[Begin Available records]

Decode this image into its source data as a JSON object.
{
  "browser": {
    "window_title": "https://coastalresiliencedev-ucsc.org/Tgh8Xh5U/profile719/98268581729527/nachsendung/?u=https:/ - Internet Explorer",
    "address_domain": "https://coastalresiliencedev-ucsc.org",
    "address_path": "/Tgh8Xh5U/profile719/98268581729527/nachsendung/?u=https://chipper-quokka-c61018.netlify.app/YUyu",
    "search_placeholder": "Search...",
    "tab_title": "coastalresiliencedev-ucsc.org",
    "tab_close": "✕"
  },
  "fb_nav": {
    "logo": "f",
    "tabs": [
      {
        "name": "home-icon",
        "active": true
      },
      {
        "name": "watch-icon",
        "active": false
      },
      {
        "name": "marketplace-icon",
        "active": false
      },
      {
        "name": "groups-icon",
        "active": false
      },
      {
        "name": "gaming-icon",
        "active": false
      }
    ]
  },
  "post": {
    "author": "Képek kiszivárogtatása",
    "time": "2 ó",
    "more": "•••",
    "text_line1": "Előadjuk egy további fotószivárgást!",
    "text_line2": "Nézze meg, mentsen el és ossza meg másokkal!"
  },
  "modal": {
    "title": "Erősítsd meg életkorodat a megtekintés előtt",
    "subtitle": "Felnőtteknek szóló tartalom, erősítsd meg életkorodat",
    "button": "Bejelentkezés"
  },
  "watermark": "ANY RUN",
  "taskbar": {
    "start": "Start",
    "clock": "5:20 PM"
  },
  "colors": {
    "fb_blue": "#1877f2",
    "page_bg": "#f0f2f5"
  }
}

[End Available records]

> _Written request_: Which lines of the data include "ucsc"? Copy each of them.

> _Exercise output_:
    "window_title": "https://coastalresiliencedev-ucsc.org/Tgh8Xh5U/profile719/98268581729527/nachsendung/?u=https:/ - Internet Explorer",
    "address_domain": "https://coastalresiliencedev-ucsc.org",
    "tab_title": "coastalresiliencedev-ucsc.org",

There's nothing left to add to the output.